__Required work__. Report only the number of lines in this material that include the string "وقال".

__Supplied records__.
▼

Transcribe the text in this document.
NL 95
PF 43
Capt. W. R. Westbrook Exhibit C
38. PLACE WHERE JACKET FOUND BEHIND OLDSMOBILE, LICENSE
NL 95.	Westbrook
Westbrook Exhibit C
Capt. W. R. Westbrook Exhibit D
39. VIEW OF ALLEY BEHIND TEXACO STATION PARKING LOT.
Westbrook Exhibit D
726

▲
▼

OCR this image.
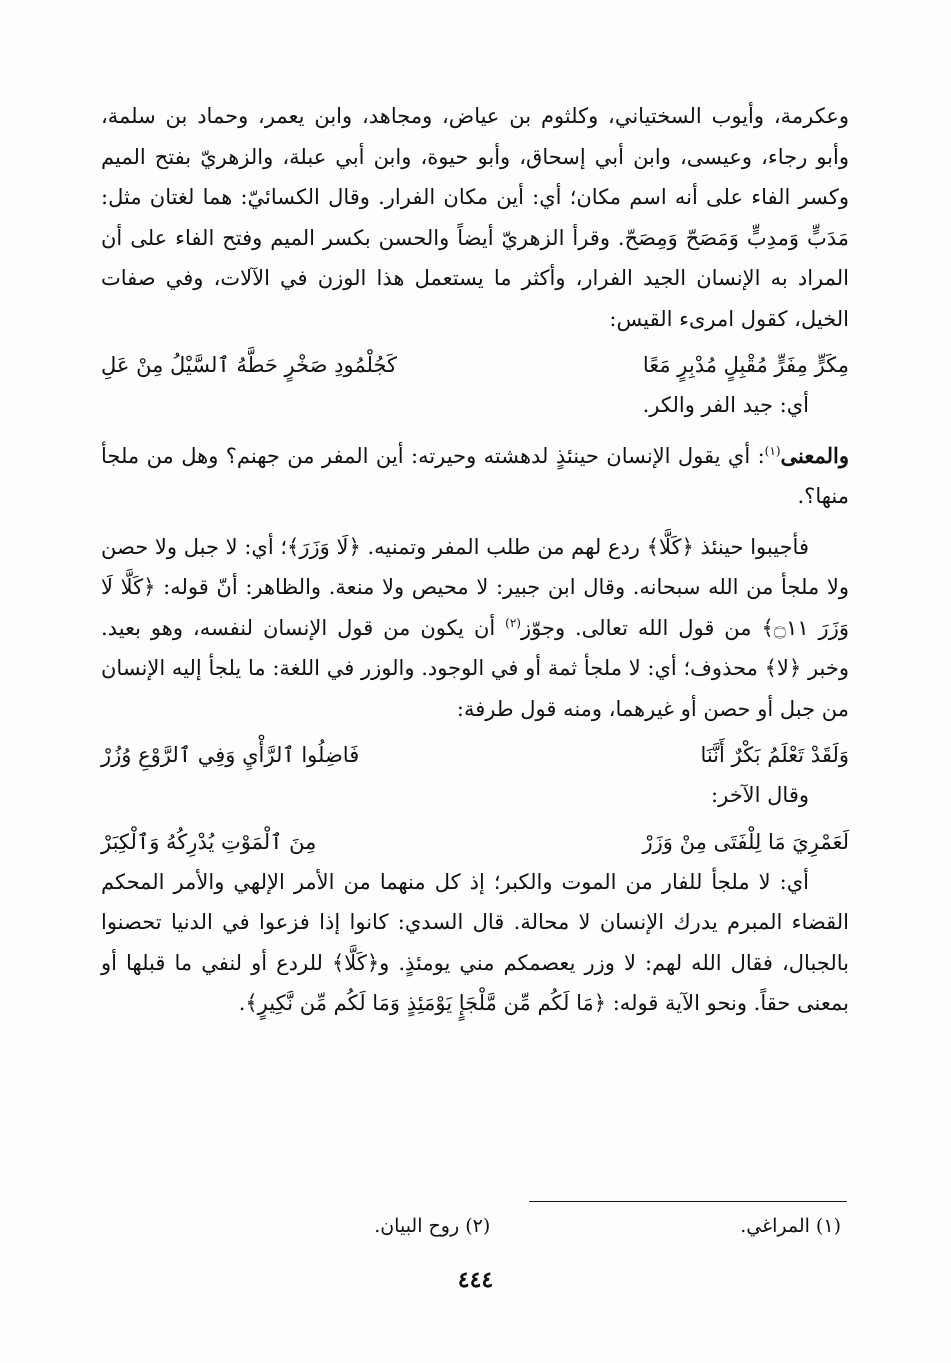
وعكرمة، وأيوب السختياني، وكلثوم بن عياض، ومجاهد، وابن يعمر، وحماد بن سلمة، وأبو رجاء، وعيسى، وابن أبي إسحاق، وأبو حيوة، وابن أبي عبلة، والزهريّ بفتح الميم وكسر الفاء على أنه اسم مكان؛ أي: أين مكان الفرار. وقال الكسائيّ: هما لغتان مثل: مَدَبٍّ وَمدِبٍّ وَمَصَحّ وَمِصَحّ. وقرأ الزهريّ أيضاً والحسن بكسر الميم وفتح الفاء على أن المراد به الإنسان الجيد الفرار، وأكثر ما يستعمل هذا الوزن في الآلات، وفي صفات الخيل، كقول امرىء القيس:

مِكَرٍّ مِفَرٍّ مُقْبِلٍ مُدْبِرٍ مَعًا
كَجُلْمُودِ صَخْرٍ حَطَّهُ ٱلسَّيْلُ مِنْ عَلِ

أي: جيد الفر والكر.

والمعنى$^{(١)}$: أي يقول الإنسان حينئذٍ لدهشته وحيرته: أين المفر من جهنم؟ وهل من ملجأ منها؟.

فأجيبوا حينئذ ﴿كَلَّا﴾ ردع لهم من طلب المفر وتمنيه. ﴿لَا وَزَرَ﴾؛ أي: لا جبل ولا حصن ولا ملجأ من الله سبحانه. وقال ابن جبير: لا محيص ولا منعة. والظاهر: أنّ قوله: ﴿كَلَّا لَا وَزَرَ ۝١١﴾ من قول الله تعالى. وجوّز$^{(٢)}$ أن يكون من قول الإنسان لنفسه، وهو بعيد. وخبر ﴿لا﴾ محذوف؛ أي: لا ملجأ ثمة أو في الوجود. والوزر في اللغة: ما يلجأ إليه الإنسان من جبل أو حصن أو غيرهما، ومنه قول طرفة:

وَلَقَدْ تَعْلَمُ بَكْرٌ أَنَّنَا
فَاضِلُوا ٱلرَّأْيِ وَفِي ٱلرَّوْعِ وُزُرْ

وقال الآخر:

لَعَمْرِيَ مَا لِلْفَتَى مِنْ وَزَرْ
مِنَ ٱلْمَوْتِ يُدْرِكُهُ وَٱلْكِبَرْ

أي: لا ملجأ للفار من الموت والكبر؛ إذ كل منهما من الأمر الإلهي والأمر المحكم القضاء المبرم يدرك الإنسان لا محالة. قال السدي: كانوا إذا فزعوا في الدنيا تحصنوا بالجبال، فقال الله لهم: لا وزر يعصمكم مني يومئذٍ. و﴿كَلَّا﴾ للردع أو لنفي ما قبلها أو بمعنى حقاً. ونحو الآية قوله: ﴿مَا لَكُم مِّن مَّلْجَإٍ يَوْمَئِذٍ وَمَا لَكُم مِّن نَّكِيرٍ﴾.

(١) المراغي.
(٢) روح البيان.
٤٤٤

▲

__Task solution__. 3